## Task to complete
Tally up the lines where the string "name" appears; reply with the number only.

----------

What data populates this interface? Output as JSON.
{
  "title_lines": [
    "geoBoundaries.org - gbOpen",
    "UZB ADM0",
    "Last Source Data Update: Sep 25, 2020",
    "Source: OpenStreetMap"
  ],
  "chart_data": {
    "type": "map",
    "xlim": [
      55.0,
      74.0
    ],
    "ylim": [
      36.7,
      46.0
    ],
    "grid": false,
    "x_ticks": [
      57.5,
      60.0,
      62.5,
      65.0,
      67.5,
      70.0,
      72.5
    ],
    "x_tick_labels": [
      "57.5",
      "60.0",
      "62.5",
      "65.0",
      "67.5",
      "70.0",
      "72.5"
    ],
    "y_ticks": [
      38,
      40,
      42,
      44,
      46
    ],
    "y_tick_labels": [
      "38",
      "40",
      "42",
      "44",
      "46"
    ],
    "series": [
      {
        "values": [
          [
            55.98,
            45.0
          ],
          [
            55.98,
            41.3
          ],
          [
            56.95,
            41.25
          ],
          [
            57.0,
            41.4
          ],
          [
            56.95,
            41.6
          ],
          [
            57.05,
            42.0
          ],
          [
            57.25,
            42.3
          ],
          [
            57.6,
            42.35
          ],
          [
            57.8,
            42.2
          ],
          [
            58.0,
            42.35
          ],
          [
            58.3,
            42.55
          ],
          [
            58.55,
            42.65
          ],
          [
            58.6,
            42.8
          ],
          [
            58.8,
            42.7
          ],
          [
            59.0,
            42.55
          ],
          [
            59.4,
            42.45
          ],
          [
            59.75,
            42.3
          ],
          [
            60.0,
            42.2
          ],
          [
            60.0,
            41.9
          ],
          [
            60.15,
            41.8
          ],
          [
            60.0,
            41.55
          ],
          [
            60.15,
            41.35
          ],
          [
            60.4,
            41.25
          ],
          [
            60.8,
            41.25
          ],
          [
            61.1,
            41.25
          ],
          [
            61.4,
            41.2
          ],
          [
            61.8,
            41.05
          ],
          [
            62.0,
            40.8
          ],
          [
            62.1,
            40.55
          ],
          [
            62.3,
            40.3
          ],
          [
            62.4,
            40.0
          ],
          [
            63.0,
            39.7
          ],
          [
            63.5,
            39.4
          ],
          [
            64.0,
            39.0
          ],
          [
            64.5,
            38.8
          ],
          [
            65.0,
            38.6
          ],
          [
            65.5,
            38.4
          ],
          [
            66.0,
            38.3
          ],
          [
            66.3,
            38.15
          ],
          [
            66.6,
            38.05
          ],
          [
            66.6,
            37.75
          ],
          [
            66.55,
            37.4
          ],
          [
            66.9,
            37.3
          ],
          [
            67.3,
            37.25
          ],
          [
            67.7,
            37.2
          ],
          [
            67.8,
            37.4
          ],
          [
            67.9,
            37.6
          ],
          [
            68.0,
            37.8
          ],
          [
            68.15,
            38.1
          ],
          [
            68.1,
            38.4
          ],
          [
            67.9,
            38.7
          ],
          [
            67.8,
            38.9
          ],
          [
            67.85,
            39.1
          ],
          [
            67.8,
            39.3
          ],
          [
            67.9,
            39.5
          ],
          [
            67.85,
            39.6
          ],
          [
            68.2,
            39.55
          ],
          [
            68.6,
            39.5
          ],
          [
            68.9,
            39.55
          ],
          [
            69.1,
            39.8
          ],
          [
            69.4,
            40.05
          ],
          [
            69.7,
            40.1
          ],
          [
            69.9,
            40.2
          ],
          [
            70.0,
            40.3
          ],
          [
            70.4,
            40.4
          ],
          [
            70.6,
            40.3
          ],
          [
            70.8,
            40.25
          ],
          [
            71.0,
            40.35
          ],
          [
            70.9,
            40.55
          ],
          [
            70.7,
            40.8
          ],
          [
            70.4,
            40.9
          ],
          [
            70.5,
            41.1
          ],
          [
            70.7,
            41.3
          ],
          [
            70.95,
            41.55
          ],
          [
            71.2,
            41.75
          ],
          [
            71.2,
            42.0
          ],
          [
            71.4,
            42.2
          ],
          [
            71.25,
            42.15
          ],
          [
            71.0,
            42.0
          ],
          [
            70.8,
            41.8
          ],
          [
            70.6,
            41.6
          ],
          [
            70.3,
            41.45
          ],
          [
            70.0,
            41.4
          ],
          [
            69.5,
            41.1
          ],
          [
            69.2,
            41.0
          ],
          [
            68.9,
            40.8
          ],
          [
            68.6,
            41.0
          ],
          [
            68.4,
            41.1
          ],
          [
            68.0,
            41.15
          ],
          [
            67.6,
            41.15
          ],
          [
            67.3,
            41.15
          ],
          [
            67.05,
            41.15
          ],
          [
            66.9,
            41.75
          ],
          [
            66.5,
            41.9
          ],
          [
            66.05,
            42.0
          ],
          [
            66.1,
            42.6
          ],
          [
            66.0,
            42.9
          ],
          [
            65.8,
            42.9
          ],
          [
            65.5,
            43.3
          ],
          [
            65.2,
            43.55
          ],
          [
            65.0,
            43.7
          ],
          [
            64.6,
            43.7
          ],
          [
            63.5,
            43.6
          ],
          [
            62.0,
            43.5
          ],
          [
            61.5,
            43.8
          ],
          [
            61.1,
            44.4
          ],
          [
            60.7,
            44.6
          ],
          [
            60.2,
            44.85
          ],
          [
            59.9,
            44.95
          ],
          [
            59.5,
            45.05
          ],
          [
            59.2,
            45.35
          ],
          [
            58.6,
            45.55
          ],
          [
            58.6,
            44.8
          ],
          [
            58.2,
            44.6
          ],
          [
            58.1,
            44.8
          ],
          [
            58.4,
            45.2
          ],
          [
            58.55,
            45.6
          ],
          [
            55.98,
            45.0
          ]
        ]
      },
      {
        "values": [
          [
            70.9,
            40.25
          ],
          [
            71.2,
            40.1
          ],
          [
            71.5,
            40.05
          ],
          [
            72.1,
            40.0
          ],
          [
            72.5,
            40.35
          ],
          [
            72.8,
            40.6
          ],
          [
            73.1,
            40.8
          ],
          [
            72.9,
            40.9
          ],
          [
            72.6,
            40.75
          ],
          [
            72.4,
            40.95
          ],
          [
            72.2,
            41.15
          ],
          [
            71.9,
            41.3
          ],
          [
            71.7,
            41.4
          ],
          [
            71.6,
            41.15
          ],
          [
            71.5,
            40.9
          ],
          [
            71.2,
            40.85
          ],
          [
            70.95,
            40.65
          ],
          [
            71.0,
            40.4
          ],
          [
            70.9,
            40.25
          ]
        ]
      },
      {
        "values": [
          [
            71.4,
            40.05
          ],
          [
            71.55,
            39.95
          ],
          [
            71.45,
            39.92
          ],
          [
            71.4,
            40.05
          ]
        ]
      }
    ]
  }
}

----------

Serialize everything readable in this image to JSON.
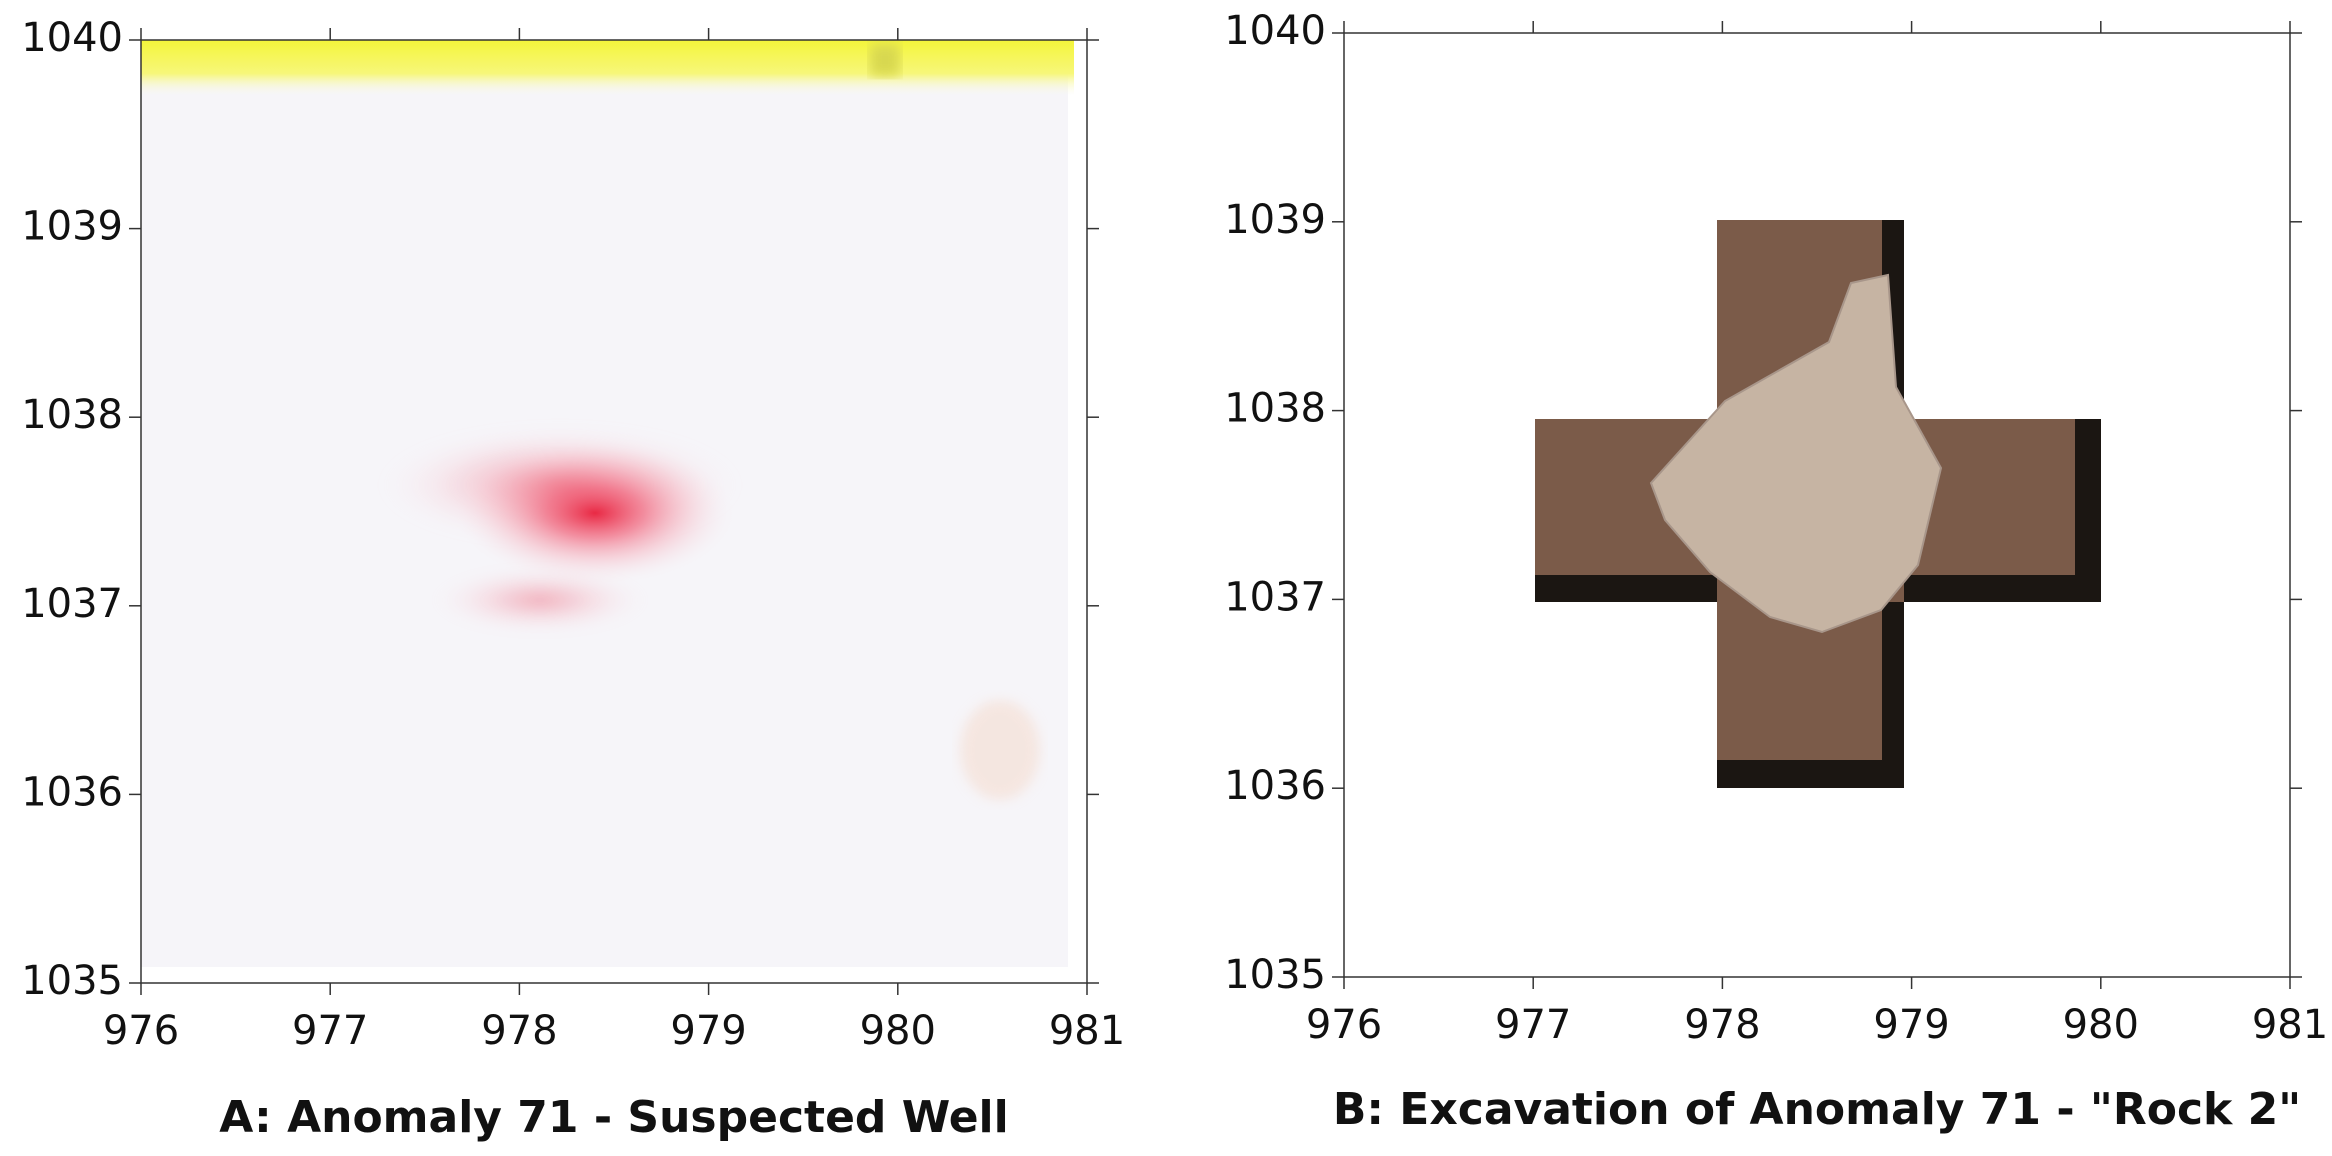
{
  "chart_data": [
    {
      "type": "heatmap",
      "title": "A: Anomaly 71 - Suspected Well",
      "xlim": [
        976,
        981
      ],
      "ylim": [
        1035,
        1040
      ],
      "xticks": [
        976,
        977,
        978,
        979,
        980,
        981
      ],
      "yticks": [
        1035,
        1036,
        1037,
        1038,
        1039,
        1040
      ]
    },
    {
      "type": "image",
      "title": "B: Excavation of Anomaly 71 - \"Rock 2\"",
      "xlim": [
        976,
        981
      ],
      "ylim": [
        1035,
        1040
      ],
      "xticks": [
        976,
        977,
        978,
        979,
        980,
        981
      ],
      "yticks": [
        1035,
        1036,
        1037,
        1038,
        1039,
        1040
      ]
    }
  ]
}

----------

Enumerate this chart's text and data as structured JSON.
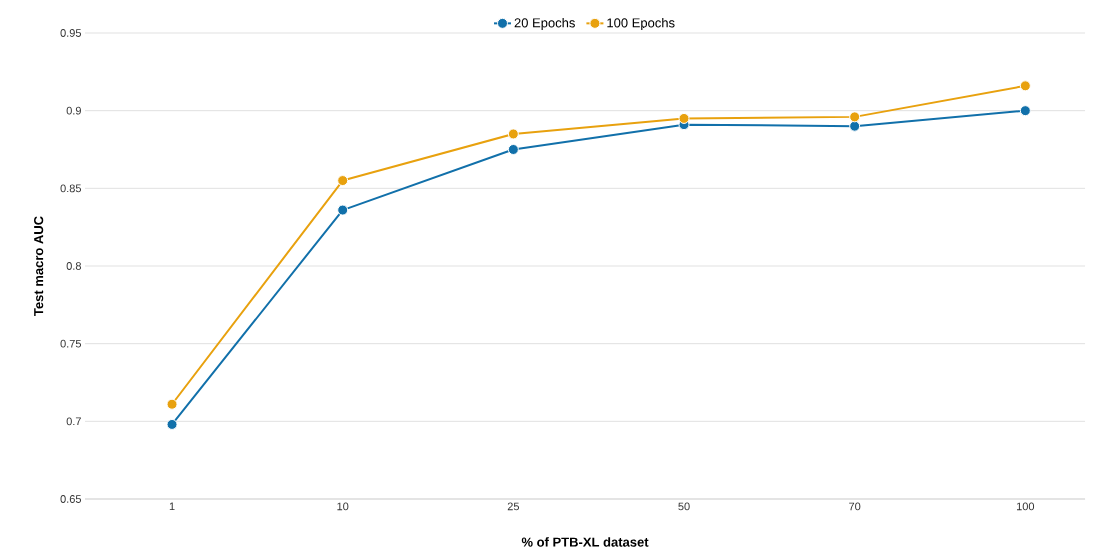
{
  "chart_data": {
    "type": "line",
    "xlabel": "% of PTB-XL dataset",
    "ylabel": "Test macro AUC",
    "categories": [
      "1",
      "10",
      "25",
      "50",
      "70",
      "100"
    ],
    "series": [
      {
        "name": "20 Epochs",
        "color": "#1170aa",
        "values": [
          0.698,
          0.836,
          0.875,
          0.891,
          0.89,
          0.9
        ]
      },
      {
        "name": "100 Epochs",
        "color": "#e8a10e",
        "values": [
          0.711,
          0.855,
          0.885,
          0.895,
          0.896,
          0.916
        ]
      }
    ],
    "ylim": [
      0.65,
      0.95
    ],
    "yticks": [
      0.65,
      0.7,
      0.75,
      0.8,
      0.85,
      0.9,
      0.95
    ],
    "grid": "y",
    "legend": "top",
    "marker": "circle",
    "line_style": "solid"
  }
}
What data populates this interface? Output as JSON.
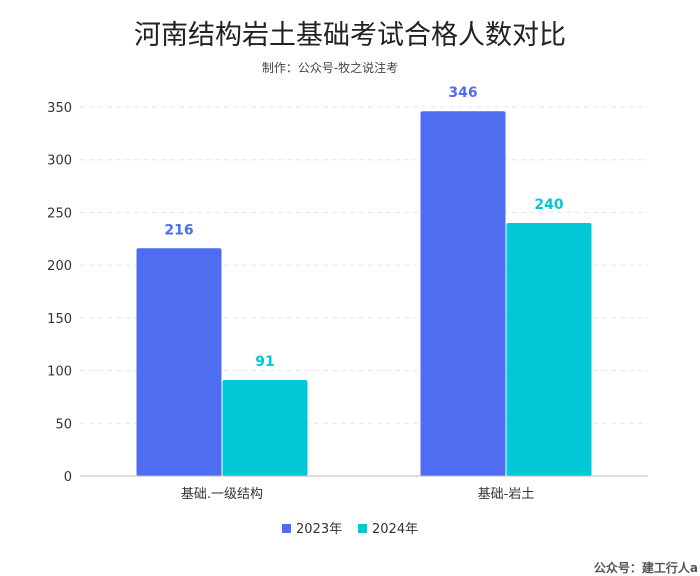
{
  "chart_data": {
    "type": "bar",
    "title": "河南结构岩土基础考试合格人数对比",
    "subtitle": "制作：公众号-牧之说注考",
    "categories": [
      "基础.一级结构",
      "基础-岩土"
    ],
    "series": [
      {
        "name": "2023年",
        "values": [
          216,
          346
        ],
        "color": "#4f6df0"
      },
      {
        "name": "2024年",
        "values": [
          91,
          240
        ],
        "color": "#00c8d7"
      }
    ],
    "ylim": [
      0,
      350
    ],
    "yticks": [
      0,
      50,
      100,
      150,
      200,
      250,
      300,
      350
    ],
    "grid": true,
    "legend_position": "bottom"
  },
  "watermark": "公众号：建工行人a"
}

----------

## Correct result
4